[Stored items from a collection]
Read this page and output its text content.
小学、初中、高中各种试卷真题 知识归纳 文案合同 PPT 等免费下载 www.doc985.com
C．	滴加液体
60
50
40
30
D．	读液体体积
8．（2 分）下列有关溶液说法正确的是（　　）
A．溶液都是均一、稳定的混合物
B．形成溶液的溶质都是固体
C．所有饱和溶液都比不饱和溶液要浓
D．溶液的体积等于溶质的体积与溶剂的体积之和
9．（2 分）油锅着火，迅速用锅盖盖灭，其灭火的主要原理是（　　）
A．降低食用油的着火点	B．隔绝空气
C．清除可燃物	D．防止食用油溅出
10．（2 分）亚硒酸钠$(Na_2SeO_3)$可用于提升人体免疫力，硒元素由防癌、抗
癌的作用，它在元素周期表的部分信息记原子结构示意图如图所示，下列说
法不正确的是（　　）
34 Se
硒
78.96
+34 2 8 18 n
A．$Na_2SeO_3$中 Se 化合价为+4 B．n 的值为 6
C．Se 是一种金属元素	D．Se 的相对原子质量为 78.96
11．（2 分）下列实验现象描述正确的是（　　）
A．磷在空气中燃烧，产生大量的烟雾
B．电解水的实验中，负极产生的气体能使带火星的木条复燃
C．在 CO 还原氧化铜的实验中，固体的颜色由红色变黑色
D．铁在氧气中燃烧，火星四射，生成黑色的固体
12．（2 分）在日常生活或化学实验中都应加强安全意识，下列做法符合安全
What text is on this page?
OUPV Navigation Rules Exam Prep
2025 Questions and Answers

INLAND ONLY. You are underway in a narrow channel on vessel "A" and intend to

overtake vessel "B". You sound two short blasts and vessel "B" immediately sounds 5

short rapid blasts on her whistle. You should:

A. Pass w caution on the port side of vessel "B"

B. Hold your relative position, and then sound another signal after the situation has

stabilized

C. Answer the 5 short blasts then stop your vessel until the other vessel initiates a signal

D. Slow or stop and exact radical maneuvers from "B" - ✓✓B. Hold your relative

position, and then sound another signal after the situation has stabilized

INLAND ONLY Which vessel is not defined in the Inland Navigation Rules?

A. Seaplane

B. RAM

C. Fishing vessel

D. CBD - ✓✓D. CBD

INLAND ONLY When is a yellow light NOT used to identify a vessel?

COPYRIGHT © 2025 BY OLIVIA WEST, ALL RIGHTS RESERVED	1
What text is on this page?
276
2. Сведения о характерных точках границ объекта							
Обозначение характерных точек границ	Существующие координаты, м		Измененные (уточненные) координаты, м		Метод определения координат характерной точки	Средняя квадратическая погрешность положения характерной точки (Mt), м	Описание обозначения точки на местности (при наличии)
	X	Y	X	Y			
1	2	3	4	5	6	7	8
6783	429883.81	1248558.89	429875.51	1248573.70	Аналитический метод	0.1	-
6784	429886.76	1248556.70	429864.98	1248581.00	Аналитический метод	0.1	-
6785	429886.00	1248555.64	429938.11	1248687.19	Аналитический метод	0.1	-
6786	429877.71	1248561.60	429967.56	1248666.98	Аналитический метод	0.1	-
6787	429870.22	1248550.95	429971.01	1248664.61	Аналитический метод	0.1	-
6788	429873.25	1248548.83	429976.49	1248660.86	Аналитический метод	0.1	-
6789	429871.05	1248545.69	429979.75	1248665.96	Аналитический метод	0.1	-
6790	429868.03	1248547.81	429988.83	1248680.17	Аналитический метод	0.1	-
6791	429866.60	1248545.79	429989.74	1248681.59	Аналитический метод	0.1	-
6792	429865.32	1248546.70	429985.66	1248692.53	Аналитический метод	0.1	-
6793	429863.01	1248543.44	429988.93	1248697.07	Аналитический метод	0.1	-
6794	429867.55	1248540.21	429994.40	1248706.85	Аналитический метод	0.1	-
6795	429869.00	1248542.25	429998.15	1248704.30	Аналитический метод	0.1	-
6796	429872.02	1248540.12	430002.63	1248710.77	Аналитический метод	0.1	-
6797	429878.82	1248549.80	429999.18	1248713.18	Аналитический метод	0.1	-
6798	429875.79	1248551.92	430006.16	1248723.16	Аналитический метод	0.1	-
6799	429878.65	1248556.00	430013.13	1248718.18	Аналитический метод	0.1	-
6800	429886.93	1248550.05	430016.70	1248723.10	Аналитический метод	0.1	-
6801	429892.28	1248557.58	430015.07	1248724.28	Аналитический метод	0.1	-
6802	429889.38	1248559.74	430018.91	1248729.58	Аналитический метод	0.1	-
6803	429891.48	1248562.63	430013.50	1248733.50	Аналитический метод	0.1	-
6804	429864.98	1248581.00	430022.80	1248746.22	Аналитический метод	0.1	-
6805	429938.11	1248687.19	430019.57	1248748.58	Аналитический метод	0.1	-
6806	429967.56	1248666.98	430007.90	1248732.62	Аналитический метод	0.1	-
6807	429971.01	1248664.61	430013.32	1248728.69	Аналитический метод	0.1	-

» **Stated exercise**
Identify the lines of the entries containing the string "stop". Copy each such line.

» **Solved exercise**
C. Answer the 5 short blasts then stop your vessel until the other vessel initiates a signal
D. Slow or stop and exact radical maneuvers from "B" - ✓✓B. Hold your relative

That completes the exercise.